- Stated problem: Pick out the lines in the listing below that contain the word "About" and copy them.

— Begin Given entries —

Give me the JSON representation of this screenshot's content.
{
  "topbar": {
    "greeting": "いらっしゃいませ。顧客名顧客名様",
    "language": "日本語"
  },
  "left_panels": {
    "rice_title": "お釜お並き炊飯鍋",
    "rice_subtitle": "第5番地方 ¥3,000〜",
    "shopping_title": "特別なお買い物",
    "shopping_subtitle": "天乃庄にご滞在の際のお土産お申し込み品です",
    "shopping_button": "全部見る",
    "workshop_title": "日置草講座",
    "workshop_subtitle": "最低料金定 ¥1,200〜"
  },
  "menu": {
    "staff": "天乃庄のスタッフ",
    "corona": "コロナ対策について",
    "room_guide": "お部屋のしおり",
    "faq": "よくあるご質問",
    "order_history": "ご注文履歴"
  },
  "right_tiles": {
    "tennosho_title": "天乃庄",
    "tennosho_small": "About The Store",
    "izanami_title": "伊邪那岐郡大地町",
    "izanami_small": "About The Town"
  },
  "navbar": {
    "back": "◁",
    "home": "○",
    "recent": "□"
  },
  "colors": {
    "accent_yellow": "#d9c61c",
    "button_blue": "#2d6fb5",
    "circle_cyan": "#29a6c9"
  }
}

— End Given entries —
— Begin Given entries —

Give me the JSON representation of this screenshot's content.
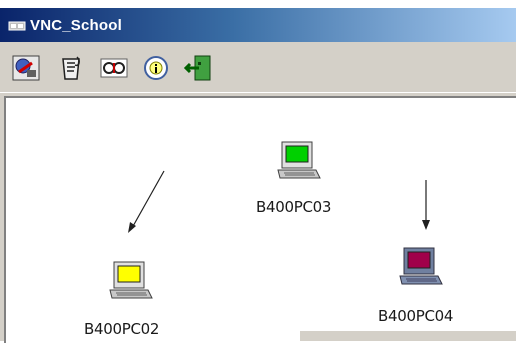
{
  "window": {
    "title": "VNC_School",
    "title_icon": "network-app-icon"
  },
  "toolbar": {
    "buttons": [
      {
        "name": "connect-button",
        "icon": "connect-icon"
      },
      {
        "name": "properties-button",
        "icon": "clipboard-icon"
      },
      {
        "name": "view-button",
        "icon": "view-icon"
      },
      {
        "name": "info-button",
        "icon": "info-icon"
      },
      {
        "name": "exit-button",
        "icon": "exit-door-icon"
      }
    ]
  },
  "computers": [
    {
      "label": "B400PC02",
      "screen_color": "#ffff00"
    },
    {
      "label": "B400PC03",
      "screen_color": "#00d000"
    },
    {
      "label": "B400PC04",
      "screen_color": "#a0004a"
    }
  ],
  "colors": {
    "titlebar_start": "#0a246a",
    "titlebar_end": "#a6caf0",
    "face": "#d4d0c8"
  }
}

— End Given entries —

- Complete response:
    "tennosho_small": "About The Store",
    "izanami_small": "About The Town"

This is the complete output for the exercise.